* _AIM_:
Quote the entries in full, character for character, without their images.

# start of DATA SECTION

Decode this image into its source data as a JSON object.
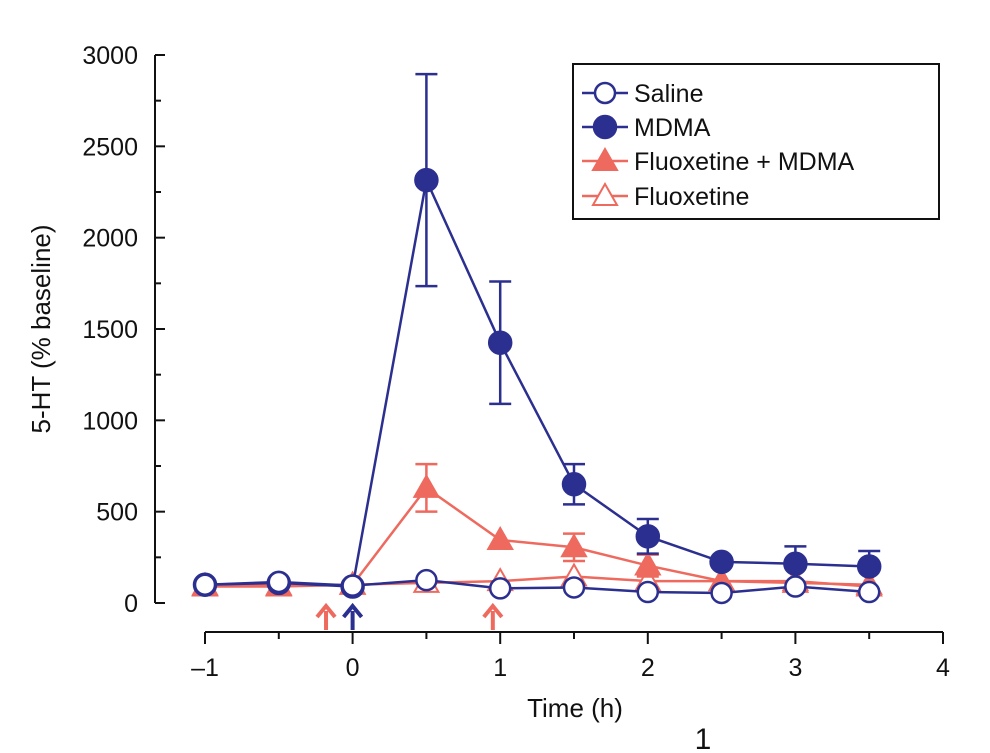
{
  "chart_data": {
    "type": "line",
    "title": "",
    "xlabel": "Time (h)",
    "ylabel": "5-HT (% baseline)",
    "xlim": [
      -1,
      4
    ],
    "ylim": [
      0,
      3000
    ],
    "x_ticks": [
      -1,
      0,
      1,
      2,
      3,
      4
    ],
    "x_tick_labels": [
      "–1",
      "0",
      "1",
      "2",
      "3",
      "4"
    ],
    "y_ticks": [
      0,
      500,
      1000,
      1500,
      2000,
      2500,
      3000
    ],
    "y_tick_labels": [
      "0",
      "500",
      "1000",
      "1500",
      "2000",
      "2500",
      "3000"
    ],
    "legend_position": "top-right",
    "series": [
      {
        "name": "Saline",
        "color": "#2b2f8f",
        "marker": "circle-open",
        "x": [
          -1,
          -0.5,
          0,
          0.5,
          1,
          1.5,
          2,
          2.5,
          3,
          3.5
        ],
        "y": [
          100,
          115,
          95,
          125,
          80,
          85,
          60,
          55,
          90,
          60
        ],
        "err_up": [
          0,
          0,
          0,
          0,
          0,
          0,
          0,
          0,
          0,
          0
        ]
      },
      {
        "name": "MDMA",
        "color": "#2b2f8f",
        "marker": "circle-filled",
        "x": [
          -1,
          -0.5,
          0,
          0.5,
          1,
          1.5,
          2,
          2.5,
          3,
          3.5
        ],
        "y": [
          100,
          110,
          90,
          2315,
          1425,
          650,
          365,
          225,
          215,
          200
        ],
        "err_up": [
          0,
          0,
          0,
          580,
          335,
          110,
          95,
          0,
          95,
          85
        ],
        "err_down": [
          0,
          0,
          0,
          580,
          335,
          110,
          95,
          0,
          0,
          0
        ]
      },
      {
        "name": "Fluoxetine + MDMA",
        "color": "#ee6a5e",
        "marker": "triangle-filled",
        "x": [
          -1,
          -0.5,
          0,
          0.5,
          1,
          1.5,
          2,
          2.5,
          3,
          3.5
        ],
        "y": [
          90,
          90,
          100,
          630,
          345,
          305,
          205,
          120,
          110,
          100
        ],
        "err_up": [
          0,
          0,
          0,
          130,
          0,
          75,
          60,
          0,
          0,
          0
        ],
        "err_down": [
          0,
          0,
          0,
          130,
          0,
          75,
          60,
          0,
          0,
          0
        ]
      },
      {
        "name": "Fluoxetine",
        "color": "#ee6a5e",
        "marker": "triangle-open",
        "x": [
          -1,
          -0.5,
          0,
          0.5,
          1,
          1.5,
          2,
          2.5,
          3,
          3.5
        ],
        "y": [
          95,
          95,
          100,
          110,
          120,
          145,
          120,
          120,
          120,
          90
        ],
        "err_up": [
          0,
          0,
          0,
          0,
          0,
          0,
          0,
          0,
          0,
          0
        ]
      }
    ],
    "annotations": [
      {
        "type": "arrow",
        "x": -0.18,
        "color": "#ee6a5e",
        "meaning": "fluoxetine injection"
      },
      {
        "type": "arrow",
        "x": 0,
        "color": "#2b2f8f",
        "meaning": "MDMA injection"
      },
      {
        "type": "arrow",
        "x": 0.95,
        "color": "#ee6a5e",
        "meaning": "fluoxetine injection"
      }
    ],
    "stray_text": "1"
  }
}
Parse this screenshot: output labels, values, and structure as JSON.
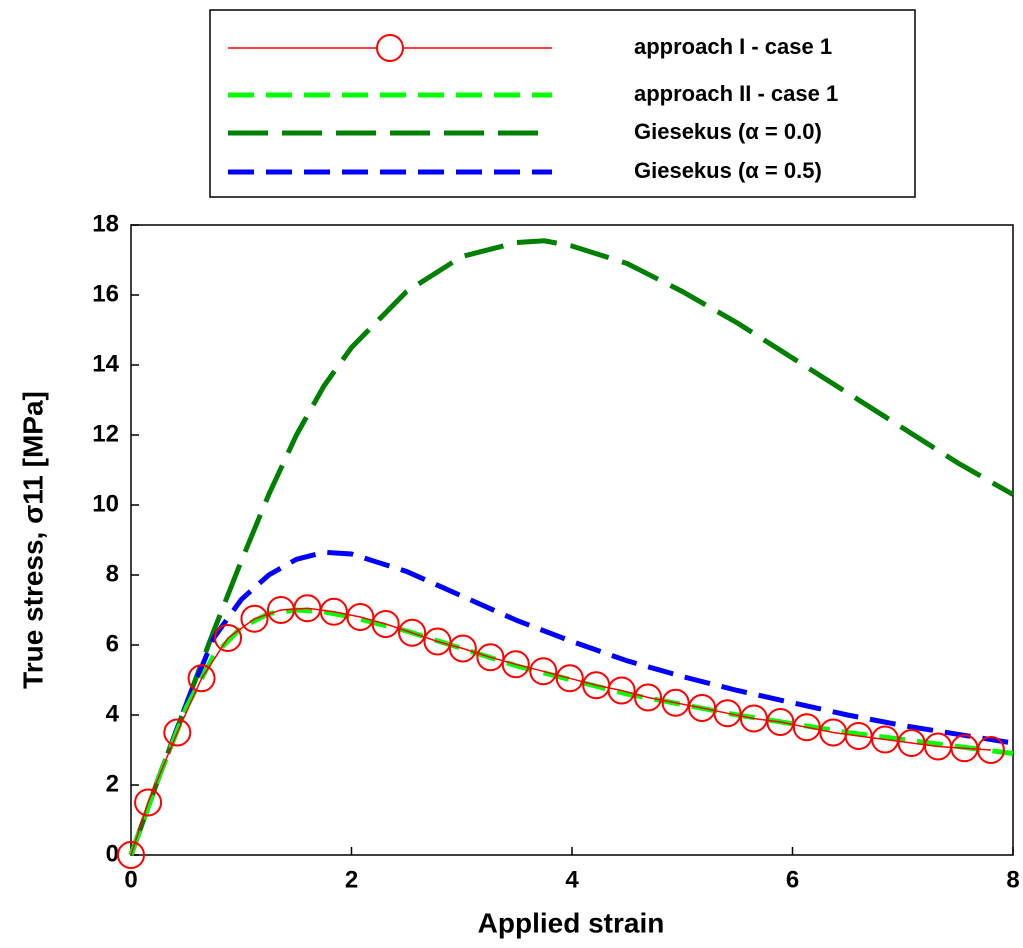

# end of DATA SECTION

* _WORKED ANSWER_:
Decode this image into its source data as a JSON object.
{
  "chart_data": {
    "type": "line",
    "title": "",
    "xlabel": "Time (h)",
    "ylabel": "5-HT (% baseline)",
    "xlim": [
      -1,
      4
    ],
    "ylim": [
      0,
      3000
    ],
    "x_ticks": [
      -1,
      0,
      1,
      2,
      3,
      4
    ],
    "x_tick_labels": [
      "–1",
      "0",
      "1",
      "2",
      "3",
      "4"
    ],
    "y_ticks": [
      0,
      500,
      1000,
      1500,
      2000,
      2500,
      3000
    ],
    "y_tick_labels": [
      "0",
      "500",
      "1000",
      "1500",
      "2000",
      "2500",
      "3000"
    ],
    "legend_position": "top-right",
    "series": [
      {
        "name": "Saline",
        "color": "#2b2f8f",
        "marker": "circle-open",
        "x": [
          -1,
          -0.5,
          0,
          0.5,
          1,
          1.5,
          2,
          2.5,
          3,
          3.5
        ],
        "y": [
          100,
          115,
          95,
          125,
          80,
          85,
          60,
          55,
          90,
          60
        ],
        "err_up": [
          0,
          0,
          0,
          0,
          0,
          0,
          0,
          0,
          0,
          0
        ]
      },
      {
        "name": "MDMA",
        "color": "#2b2f8f",
        "marker": "circle-filled",
        "x": [
          -1,
          -0.5,
          0,
          0.5,
          1,
          1.5,
          2,
          2.5,
          3,
          3.5
        ],
        "y": [
          100,
          110,
          90,
          2315,
          1425,
          650,
          365,
          225,
          215,
          200
        ],
        "err_up": [
          0,
          0,
          0,
          580,
          335,
          110,
          95,
          0,
          95,
          85
        ],
        "err_down": [
          0,
          0,
          0,
          580,
          335,
          110,
          95,
          0,
          0,
          0
        ]
      },
      {
        "name": "Fluoxetine + MDMA",
        "color": "#ee6a5e",
        "marker": "triangle-filled",
        "x": [
          -1,
          -0.5,
          0,
          0.5,
          1,
          1.5,
          2,
          2.5,
          3,
          3.5
        ],
        "y": [
          90,
          90,
          100,
          630,
          345,
          305,
          205,
          120,
          110,
          100
        ],
        "err_up": [
          0,
          0,
          0,
          130,
          0,
          75,
          60,
          0,
          0,
          0
        ],
        "err_down": [
          0,
          0,
          0,
          130,
          0,
          75,
          60,
          0,
          0,
          0
        ]
      },
      {
        "name": "Fluoxetine",
        "color": "#ee6a5e",
        "marker": "triangle-open",
        "x": [
          -1,
          -0.5,
          0,
          0.5,
          1,
          1.5,
          2,
          2.5,
          3,
          3.5
        ],
        "y": [
          95,
          95,
          100,
          110,
          120,
          145,
          120,
          120,
          120,
          90
        ],
        "err_up": [
          0,
          0,
          0,
          0,
          0,
          0,
          0,
          0,
          0,
          0
        ]
      }
    ],
    "annotations": [
      {
        "type": "arrow",
        "x": -0.18,
        "color": "#ee6a5e",
        "meaning": "fluoxetine injection"
      },
      {
        "type": "arrow",
        "x": 0,
        "color": "#2b2f8f",
        "meaning": "MDMA injection"
      },
      {
        "type": "arrow",
        "x": 0.95,
        "color": "#ee6a5e",
        "meaning": "fluoxetine injection"
      }
    ],
    "stray_text": "1"
  }
}
Parse this screenshot: output labels, values, and structure as JSON.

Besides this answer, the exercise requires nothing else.